GIVEN ENTRIES =

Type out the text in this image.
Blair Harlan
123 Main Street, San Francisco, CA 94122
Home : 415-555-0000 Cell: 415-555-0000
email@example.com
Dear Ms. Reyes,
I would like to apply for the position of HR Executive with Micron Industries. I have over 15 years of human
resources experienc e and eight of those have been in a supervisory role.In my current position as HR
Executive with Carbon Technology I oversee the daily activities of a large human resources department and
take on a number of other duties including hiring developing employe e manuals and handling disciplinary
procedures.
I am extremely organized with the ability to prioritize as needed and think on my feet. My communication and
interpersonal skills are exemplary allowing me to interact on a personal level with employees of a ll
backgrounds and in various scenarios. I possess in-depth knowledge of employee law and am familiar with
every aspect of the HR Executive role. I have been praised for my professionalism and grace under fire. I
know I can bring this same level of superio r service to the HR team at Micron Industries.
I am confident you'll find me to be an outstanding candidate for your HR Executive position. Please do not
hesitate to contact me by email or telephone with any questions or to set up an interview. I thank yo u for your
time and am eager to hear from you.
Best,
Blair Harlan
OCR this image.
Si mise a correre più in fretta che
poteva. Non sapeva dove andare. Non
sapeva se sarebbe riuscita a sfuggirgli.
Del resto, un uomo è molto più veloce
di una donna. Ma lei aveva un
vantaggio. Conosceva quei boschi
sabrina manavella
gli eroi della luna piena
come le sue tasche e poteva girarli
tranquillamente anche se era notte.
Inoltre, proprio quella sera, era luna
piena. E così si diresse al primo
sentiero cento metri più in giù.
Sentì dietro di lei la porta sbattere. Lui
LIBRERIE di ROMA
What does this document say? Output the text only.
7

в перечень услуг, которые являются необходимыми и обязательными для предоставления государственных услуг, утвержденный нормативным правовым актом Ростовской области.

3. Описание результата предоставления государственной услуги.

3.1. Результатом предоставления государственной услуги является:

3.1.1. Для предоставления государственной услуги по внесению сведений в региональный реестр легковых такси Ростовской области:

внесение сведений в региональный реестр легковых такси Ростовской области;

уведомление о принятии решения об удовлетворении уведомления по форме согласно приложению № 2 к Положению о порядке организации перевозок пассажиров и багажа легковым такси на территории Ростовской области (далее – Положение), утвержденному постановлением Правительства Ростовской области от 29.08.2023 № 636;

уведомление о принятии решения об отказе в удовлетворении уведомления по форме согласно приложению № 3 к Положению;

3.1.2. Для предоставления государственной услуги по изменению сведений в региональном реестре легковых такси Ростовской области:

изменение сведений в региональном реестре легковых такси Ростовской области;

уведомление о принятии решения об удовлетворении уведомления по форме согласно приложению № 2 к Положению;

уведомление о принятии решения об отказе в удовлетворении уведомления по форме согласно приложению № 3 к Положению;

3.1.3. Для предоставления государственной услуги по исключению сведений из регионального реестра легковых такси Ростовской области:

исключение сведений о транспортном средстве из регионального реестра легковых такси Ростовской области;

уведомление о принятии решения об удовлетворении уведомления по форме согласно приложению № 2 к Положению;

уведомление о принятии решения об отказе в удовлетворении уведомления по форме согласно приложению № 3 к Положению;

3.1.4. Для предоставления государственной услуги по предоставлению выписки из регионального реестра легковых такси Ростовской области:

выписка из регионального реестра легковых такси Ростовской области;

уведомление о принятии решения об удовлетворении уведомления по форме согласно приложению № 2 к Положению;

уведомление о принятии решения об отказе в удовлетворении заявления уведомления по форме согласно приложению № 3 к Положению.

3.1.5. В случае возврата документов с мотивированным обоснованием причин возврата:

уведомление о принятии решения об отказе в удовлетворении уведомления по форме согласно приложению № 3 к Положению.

OBJECTIVE = Count up the lines in the listing that hold the word "been", and give that number only.

ANSWER TO THIS EXERCISE = 2